--- Start ---
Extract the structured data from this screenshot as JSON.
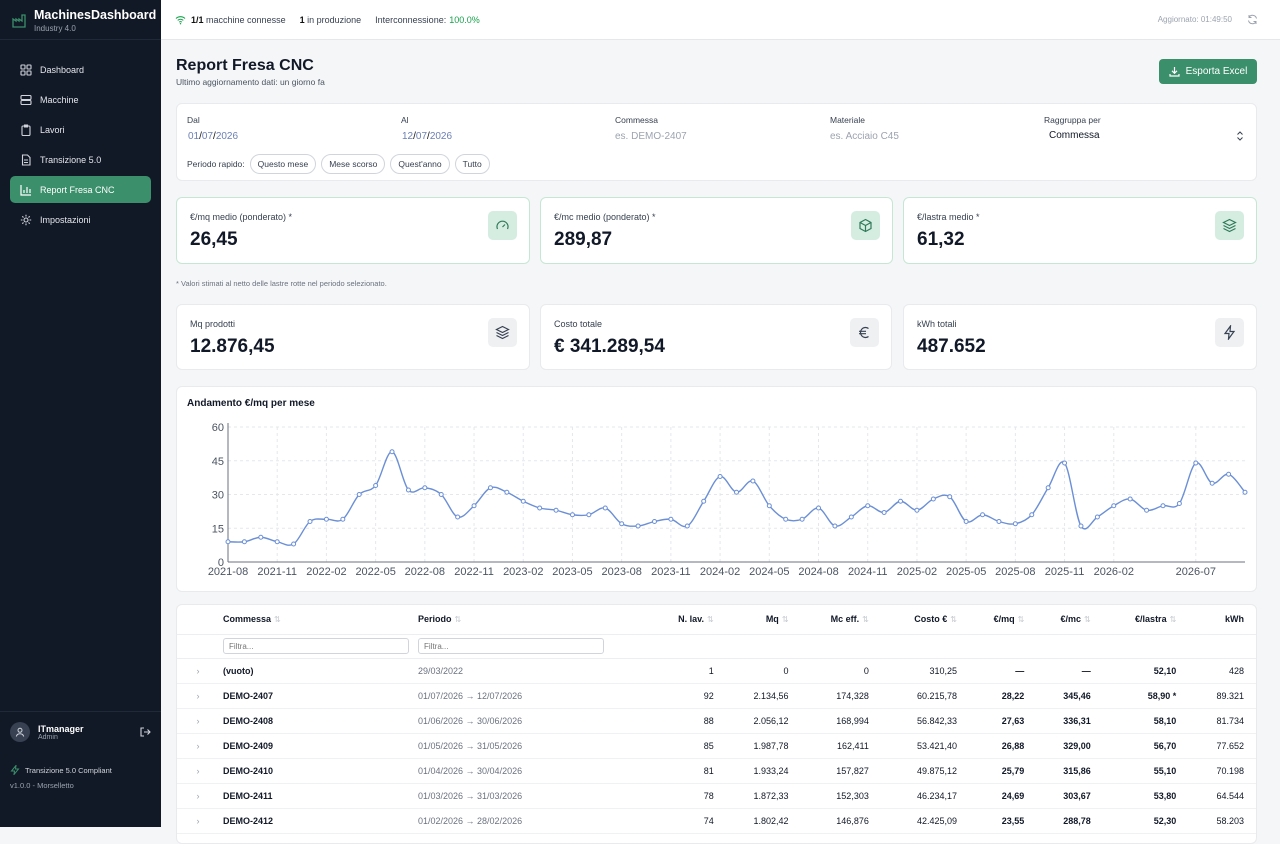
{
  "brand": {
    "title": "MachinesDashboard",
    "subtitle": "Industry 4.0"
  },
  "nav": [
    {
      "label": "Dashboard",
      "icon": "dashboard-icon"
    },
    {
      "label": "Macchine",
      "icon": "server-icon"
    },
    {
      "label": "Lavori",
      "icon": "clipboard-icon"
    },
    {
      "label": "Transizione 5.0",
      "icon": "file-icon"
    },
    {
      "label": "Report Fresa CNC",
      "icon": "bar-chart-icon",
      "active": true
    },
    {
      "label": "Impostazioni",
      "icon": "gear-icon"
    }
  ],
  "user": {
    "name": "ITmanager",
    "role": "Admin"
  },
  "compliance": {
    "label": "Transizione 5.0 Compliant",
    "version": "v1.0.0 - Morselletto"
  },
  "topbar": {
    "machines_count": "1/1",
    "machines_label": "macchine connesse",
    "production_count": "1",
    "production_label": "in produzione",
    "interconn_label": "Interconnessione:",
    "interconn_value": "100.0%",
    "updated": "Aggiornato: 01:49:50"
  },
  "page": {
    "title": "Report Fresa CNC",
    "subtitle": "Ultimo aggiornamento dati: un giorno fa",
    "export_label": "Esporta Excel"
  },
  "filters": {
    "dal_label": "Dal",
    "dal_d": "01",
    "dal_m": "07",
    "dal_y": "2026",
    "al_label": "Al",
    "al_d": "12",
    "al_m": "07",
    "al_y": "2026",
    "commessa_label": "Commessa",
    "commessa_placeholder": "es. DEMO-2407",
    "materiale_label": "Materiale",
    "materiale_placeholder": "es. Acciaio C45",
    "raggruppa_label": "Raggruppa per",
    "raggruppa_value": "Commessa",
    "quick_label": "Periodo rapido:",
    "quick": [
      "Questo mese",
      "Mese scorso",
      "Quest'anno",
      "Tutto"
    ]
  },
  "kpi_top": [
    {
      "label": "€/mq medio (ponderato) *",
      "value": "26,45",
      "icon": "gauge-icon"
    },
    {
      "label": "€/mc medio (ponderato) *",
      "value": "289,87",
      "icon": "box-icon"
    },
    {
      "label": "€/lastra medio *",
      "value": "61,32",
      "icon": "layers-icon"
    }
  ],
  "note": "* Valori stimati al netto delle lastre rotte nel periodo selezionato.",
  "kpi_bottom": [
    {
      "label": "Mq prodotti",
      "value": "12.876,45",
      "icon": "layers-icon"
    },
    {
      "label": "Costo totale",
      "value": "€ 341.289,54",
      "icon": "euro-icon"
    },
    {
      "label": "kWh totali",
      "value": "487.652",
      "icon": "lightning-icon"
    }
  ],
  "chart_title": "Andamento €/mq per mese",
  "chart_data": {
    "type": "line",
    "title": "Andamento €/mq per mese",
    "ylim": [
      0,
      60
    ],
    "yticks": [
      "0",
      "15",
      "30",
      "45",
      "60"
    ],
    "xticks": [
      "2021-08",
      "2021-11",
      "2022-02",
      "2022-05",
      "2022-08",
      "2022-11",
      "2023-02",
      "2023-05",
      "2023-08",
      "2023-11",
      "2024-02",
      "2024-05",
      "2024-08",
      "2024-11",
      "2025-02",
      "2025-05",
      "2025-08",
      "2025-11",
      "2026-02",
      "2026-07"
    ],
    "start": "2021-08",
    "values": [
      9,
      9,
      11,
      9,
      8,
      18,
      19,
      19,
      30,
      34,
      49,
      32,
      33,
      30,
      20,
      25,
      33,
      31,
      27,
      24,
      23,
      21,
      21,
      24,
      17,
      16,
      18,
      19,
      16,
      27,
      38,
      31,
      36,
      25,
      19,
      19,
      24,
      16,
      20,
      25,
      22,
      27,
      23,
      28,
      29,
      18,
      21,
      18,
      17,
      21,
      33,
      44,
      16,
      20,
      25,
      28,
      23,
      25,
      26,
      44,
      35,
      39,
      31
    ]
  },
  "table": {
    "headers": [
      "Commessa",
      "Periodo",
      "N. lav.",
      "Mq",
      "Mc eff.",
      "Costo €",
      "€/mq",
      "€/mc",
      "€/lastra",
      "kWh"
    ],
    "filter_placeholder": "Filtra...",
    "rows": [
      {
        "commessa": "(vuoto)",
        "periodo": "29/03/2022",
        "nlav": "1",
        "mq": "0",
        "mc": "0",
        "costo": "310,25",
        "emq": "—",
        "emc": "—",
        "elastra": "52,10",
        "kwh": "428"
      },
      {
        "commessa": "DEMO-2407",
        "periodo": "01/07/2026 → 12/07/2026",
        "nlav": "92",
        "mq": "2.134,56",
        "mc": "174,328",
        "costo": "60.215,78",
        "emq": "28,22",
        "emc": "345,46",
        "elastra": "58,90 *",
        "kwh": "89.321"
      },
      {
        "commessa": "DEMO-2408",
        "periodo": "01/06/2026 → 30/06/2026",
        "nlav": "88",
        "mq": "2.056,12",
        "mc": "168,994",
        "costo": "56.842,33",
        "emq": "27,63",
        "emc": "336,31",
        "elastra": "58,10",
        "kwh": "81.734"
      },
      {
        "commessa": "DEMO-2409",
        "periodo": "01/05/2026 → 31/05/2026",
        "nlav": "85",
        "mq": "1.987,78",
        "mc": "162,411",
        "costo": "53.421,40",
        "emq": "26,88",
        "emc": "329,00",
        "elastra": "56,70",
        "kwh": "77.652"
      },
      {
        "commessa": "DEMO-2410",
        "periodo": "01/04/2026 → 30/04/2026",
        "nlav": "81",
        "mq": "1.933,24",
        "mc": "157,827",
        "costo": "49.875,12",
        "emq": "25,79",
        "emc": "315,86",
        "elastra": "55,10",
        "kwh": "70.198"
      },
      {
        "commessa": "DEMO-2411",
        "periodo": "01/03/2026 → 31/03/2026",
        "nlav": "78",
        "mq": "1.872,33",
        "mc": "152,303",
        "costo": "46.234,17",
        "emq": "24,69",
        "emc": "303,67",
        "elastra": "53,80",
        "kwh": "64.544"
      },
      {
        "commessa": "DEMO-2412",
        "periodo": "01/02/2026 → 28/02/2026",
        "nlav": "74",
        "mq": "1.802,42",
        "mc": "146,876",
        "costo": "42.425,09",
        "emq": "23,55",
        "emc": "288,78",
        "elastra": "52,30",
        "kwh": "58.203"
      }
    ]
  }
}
--- End ---
--- Start ---
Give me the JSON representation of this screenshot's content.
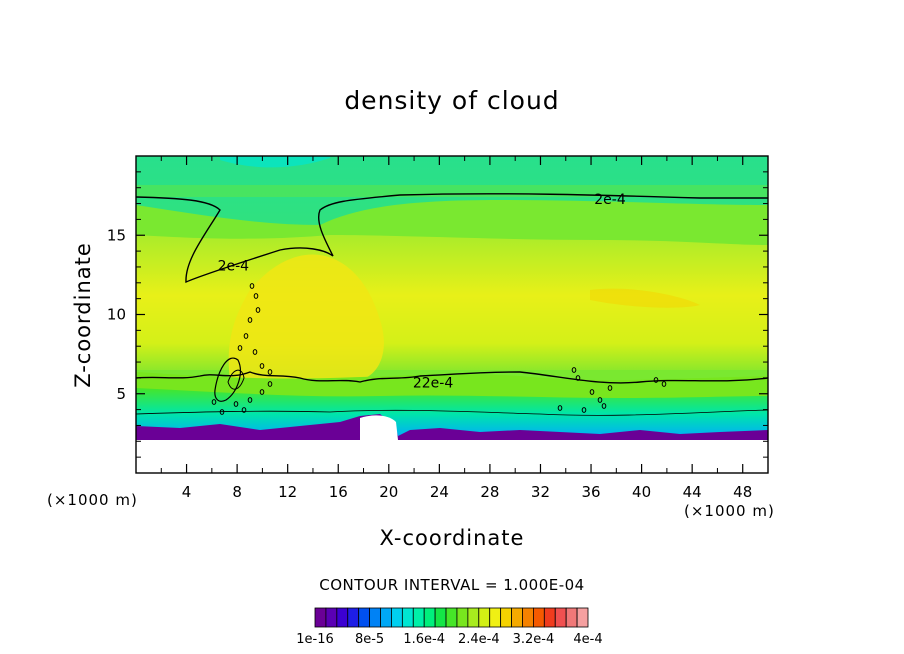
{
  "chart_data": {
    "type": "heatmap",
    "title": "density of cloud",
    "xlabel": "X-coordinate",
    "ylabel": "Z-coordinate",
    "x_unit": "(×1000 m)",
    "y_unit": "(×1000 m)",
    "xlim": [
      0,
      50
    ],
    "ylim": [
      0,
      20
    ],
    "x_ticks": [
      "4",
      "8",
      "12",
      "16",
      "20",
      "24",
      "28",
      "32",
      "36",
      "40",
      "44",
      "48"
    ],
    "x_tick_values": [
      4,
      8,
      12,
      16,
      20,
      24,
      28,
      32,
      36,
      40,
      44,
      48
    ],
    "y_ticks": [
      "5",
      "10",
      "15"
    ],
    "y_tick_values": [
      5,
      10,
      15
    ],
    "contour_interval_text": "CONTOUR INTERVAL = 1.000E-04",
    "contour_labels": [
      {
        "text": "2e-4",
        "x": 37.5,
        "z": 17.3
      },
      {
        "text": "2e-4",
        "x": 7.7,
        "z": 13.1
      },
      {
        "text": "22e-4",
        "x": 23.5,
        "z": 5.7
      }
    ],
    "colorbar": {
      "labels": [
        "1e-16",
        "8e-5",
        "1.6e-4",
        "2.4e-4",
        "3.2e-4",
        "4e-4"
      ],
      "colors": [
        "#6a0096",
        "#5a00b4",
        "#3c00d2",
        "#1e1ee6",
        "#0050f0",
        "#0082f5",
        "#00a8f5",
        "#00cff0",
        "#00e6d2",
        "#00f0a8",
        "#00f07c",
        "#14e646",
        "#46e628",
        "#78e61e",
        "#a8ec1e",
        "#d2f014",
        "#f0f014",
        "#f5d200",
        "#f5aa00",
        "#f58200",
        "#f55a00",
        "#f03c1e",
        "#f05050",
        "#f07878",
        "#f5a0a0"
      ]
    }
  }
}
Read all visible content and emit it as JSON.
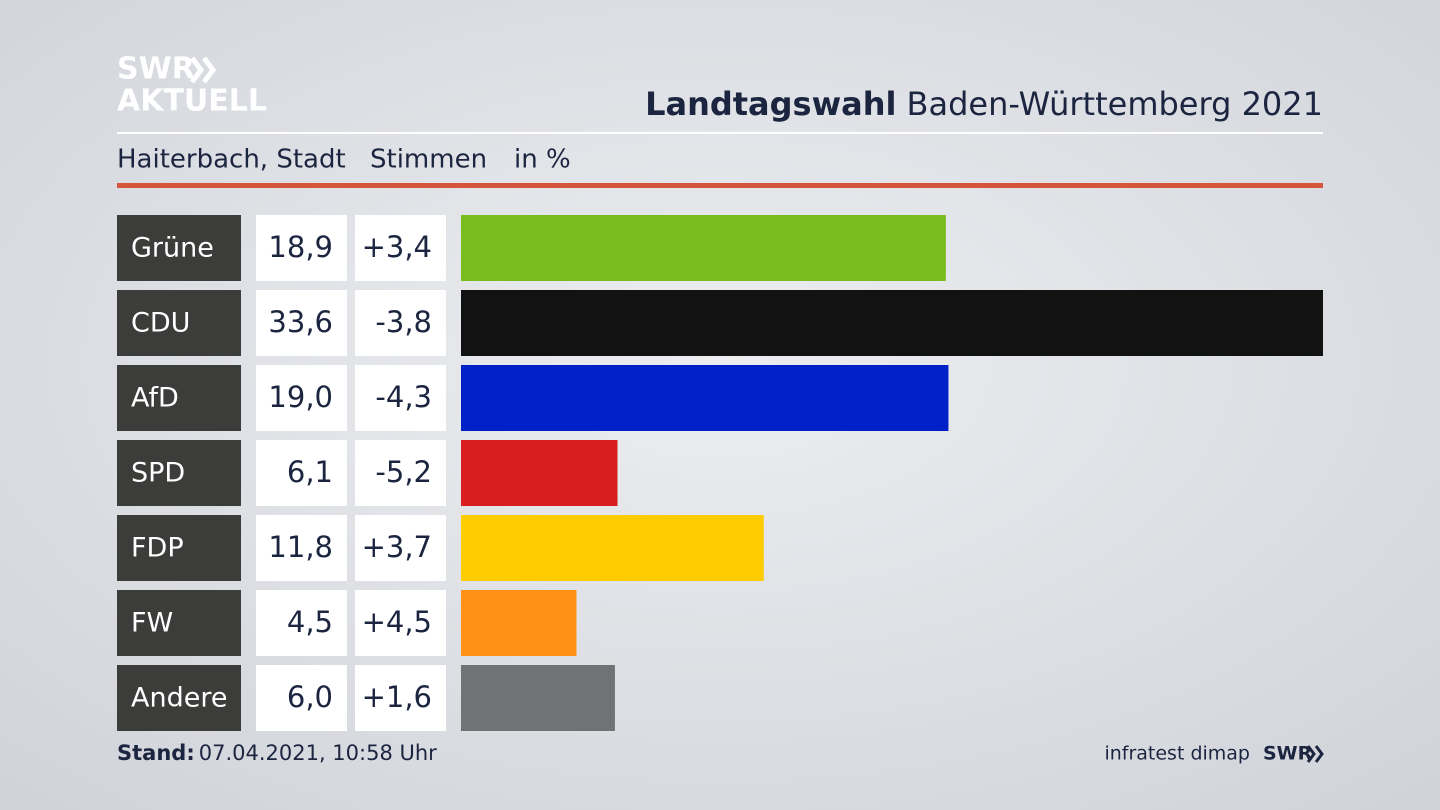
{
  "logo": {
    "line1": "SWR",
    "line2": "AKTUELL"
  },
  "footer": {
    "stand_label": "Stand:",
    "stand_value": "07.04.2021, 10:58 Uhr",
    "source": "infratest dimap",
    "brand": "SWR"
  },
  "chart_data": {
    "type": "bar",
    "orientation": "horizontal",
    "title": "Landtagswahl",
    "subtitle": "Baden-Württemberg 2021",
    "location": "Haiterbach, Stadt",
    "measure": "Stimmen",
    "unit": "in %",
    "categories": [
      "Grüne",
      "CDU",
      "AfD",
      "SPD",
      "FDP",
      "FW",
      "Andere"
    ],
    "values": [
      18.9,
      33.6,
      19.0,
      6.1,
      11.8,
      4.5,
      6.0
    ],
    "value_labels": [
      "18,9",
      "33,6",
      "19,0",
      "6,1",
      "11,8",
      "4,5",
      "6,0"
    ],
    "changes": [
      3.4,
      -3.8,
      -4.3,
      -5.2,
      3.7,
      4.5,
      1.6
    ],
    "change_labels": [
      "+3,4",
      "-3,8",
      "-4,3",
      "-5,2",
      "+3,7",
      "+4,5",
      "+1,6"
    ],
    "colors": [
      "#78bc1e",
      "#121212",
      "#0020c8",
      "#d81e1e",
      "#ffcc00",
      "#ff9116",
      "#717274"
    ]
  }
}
--- End ---
What you have to do => Go through the entries above and copy every line containing "nlav".

Complete response =>
        "nlav": "1",
        "nlav": "92",
        "nlav": "88",
        "nlav": "85",
        "nlav": "81",
        "nlav": "78",
        "nlav": "74",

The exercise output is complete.